TASK PROMPT :: Your answer should be a single number: the count of lines that include the word "this".

RECORD LIST ::
━━━

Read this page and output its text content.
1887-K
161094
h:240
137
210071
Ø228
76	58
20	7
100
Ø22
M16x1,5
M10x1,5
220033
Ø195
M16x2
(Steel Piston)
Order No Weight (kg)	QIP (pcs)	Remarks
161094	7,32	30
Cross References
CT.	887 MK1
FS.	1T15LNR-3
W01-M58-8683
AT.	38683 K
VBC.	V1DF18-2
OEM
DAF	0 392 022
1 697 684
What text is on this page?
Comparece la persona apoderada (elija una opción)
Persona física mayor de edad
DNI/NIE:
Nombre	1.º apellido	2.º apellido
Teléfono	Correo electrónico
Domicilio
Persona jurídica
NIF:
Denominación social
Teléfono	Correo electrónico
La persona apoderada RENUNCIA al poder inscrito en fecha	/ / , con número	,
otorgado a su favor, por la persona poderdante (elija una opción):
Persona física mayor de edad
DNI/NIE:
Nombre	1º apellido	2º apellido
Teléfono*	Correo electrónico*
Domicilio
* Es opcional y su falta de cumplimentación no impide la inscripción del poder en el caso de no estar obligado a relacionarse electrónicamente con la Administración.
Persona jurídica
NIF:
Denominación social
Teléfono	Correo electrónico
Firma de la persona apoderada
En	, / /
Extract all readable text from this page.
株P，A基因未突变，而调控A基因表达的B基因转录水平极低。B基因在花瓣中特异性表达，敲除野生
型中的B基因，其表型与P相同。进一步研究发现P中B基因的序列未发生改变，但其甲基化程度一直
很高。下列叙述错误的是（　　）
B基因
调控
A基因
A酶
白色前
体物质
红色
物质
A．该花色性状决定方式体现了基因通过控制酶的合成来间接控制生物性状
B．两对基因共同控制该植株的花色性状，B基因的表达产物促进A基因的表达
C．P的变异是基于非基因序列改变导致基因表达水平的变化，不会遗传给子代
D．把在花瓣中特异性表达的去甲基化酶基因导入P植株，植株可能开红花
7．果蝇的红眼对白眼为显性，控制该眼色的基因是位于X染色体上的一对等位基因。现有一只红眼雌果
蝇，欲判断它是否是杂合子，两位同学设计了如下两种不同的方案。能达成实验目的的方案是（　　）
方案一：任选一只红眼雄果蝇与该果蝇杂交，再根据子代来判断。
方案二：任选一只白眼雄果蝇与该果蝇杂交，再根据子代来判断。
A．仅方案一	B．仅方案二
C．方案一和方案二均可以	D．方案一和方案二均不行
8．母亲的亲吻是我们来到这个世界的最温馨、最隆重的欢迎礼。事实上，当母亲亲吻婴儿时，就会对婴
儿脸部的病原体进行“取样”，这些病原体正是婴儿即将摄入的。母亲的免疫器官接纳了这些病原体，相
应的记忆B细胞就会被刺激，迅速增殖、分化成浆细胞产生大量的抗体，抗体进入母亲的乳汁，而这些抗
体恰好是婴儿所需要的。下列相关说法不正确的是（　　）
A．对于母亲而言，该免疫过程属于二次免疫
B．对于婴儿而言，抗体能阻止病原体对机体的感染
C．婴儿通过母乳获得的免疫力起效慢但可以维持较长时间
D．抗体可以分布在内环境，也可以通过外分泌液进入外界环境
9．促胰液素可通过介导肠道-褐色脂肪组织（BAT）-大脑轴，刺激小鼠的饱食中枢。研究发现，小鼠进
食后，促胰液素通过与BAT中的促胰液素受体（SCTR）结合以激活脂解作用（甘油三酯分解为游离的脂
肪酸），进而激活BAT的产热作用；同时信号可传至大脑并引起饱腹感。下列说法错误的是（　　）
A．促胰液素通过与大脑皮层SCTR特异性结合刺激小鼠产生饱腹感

━━━

WRITTEN ANSWER :: 3